=== DIRECTIVE ===
Do not include the pictures; repeat the rest of the data exactly.

=== DATA SHOWN ===
* begin *

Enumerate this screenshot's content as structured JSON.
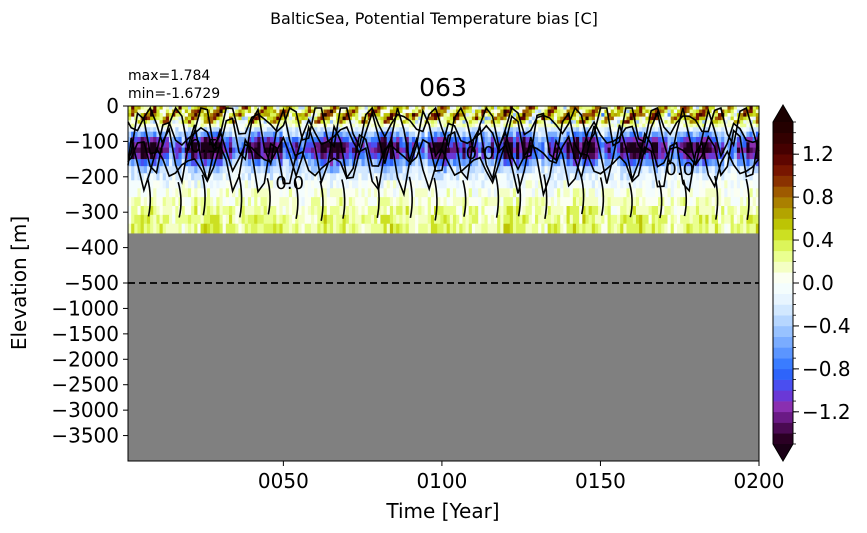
{
  "figure": {
    "suptitle": "BalticSea, Potential Temperature bias [C]",
    "panel_title": "063",
    "stats": {
      "max": "max=1.784",
      "min": "min=-1.6729"
    }
  },
  "chart_data": {
    "type": "heatmap",
    "title": "063",
    "xlabel": "Time [Year]",
    "ylabel": "Elevation [m]",
    "xlim": [
      1,
      200
    ],
    "x_ticks": [
      {
        "value": 50,
        "label": "0050"
      },
      {
        "value": 100,
        "label": "0100"
      },
      {
        "value": 150,
        "label": "0150"
      },
      {
        "value": 200,
        "label": "0200"
      }
    ],
    "y_upper": {
      "range": [
        -500,
        0
      ],
      "ticks": [
        {
          "value": 0,
          "label": "0"
        },
        {
          "value": -100,
          "label": "−100"
        },
        {
          "value": -200,
          "label": "−200"
        },
        {
          "value": -300,
          "label": "−300"
        },
        {
          "value": -400,
          "label": "−400"
        },
        {
          "value": -500,
          "label": "−500"
        }
      ]
    },
    "y_lower": {
      "range": [
        -4000,
        -500
      ],
      "ticks": [
        {
          "value": -1000,
          "label": "−1000"
        },
        {
          "value": -1500,
          "label": "−1500"
        },
        {
          "value": -2000,
          "label": "−2000"
        },
        {
          "value": -2500,
          "label": "−2500"
        },
        {
          "value": -3000,
          "label": "−3000"
        },
        {
          "value": -3500,
          "label": "−3500"
        }
      ]
    },
    "sea_floor_depth": -360,
    "split_depth": -500,
    "depth_levels": [
      -5,
      -15,
      -25,
      -35,
      -45,
      -55,
      -65,
      -80,
      -95,
      -110,
      -125,
      -140,
      -160,
      -180,
      -200,
      -220,
      -245,
      -270,
      -295,
      -320,
      -345
    ],
    "depth_profile": [
      0.35,
      0.45,
      0.55,
      0.45,
      0.25,
      0.1,
      -0.2,
      -0.5,
      -0.85,
      -1.15,
      -1.3,
      -1.0,
      -0.6,
      -0.3,
      -0.15,
      -0.05,
      0.05,
      0.12,
      0.2,
      0.25,
      0.25
    ],
    "contour_labels": [
      {
        "x": 25,
        "y": -130,
        "text": "0.5"
      },
      {
        "x": 52,
        "y": -235,
        "text": "0.0"
      },
      {
        "x": 112,
        "y": -150,
        "text": "0.0"
      },
      {
        "x": 175,
        "y": -195,
        "text": "0.0"
      }
    ],
    "colorbar": {
      "vmin": -1.5,
      "vmax": 1.5,
      "step": 0.1,
      "ticks": [
        {
          "value": 1.2,
          "label": "1.2"
        },
        {
          "value": 0.8,
          "label": "0.8"
        },
        {
          "value": 0.4,
          "label": "0.4"
        },
        {
          "value": 0.0,
          "label": "0.0"
        },
        {
          "value": -0.4,
          "label": "−0.4"
        },
        {
          "value": -0.8,
          "label": "−0.8"
        },
        {
          "value": -1.2,
          "label": "−1.2"
        }
      ],
      "colors": [
        "#2b0024",
        "#4a0a52",
        "#6a1a85",
        "#8a2fb0",
        "#6a38d6",
        "#4a4ef0",
        "#2e64fa",
        "#3a7cff",
        "#5b95ff",
        "#7aacff",
        "#98c2ff",
        "#b6d6ff",
        "#d2e8ff",
        "#e8f5ff",
        "#f4fdfd",
        "#fbfff2",
        "#f4ffc4",
        "#eaff90",
        "#dcf55a",
        "#cce022",
        "#bdc404",
        "#b3a400",
        "#aa8000",
        "#9e5a00",
        "#8a3200",
        "#781600",
        "#5e0600",
        "#450000",
        "#330000",
        "#240000"
      ],
      "under_color": "#1a0016",
      "over_color": "#1a0000"
    },
    "colors": {
      "land": "#808080",
      "contour": "#000000",
      "split_line": "#000000"
    }
  }
}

* end *

=== ANSWER TO THIS EXERCISE ===
Enumerate this screenshot's content as structured JSON.
{
  "figure": {
    "suptitle": "BalticSea, Potential Temperature bias [C]",
    "panel_title": "063",
    "stats": {
      "max": "max=1.784",
      "min": "min=-1.6729"
    }
  },
  "chart_data": {
    "type": "heatmap",
    "title": "063",
    "xlabel": "Time [Year]",
    "ylabel": "Elevation [m]",
    "xlim": [
      1,
      200
    ],
    "x_ticks": [
      {
        "value": 50,
        "label": "0050"
      },
      {
        "value": 100,
        "label": "0100"
      },
      {
        "value": 150,
        "label": "0150"
      },
      {
        "value": 200,
        "label": "0200"
      }
    ],
    "y_upper": {
      "range": [
        -500,
        0
      ],
      "ticks": [
        {
          "value": 0,
          "label": "0"
        },
        {
          "value": -100,
          "label": "−100"
        },
        {
          "value": -200,
          "label": "−200"
        },
        {
          "value": -300,
          "label": "−300"
        },
        {
          "value": -400,
          "label": "−400"
        },
        {
          "value": -500,
          "label": "−500"
        }
      ]
    },
    "y_lower": {
      "range": [
        -4000,
        -500
      ],
      "ticks": [
        {
          "value": -1000,
          "label": "−1000"
        },
        {
          "value": -1500,
          "label": "−1500"
        },
        {
          "value": -2000,
          "label": "−2000"
        },
        {
          "value": -2500,
          "label": "−2500"
        },
        {
          "value": -3000,
          "label": "−3000"
        },
        {
          "value": -3500,
          "label": "−3500"
        }
      ]
    },
    "sea_floor_depth": -360,
    "split_depth": -500,
    "depth_levels": [
      -5,
      -15,
      -25,
      -35,
      -45,
      -55,
      -65,
      -80,
      -95,
      -110,
      -125,
      -140,
      -160,
      -180,
      -200,
      -220,
      -245,
      -270,
      -295,
      -320,
      -345
    ],
    "depth_profile": [
      0.35,
      0.45,
      0.55,
      0.45,
      0.25,
      0.1,
      -0.2,
      -0.5,
      -0.85,
      -1.15,
      -1.3,
      -1.0,
      -0.6,
      -0.3,
      -0.15,
      -0.05,
      0.05,
      0.12,
      0.2,
      0.25,
      0.25
    ],
    "contour_labels": [
      {
        "x": 25,
        "y": -130,
        "text": "0.5"
      },
      {
        "x": 52,
        "y": -235,
        "text": "0.0"
      },
      {
        "x": 112,
        "y": -150,
        "text": "0.0"
      },
      {
        "x": 175,
        "y": -195,
        "text": "0.0"
      }
    ],
    "colorbar": {
      "vmin": -1.5,
      "vmax": 1.5,
      "step": 0.1,
      "ticks": [
        {
          "value": 1.2,
          "label": "1.2"
        },
        {
          "value": 0.8,
          "label": "0.8"
        },
        {
          "value": 0.4,
          "label": "0.4"
        },
        {
          "value": 0.0,
          "label": "0.0"
        },
        {
          "value": -0.4,
          "label": "−0.4"
        },
        {
          "value": -0.8,
          "label": "−0.8"
        },
        {
          "value": -1.2,
          "label": "−1.2"
        }
      ],
      "colors": [
        "#2b0024",
        "#4a0a52",
        "#6a1a85",
        "#8a2fb0",
        "#6a38d6",
        "#4a4ef0",
        "#2e64fa",
        "#3a7cff",
        "#5b95ff",
        "#7aacff",
        "#98c2ff",
        "#b6d6ff",
        "#d2e8ff",
        "#e8f5ff",
        "#f4fdfd",
        "#fbfff2",
        "#f4ffc4",
        "#eaff90",
        "#dcf55a",
        "#cce022",
        "#bdc404",
        "#b3a400",
        "#aa8000",
        "#9e5a00",
        "#8a3200",
        "#781600",
        "#5e0600",
        "#450000",
        "#330000",
        "#240000"
      ],
      "under_color": "#1a0016",
      "over_color": "#1a0000"
    },
    "colors": {
      "land": "#808080",
      "contour": "#000000",
      "split_line": "#000000"
    }
  }
}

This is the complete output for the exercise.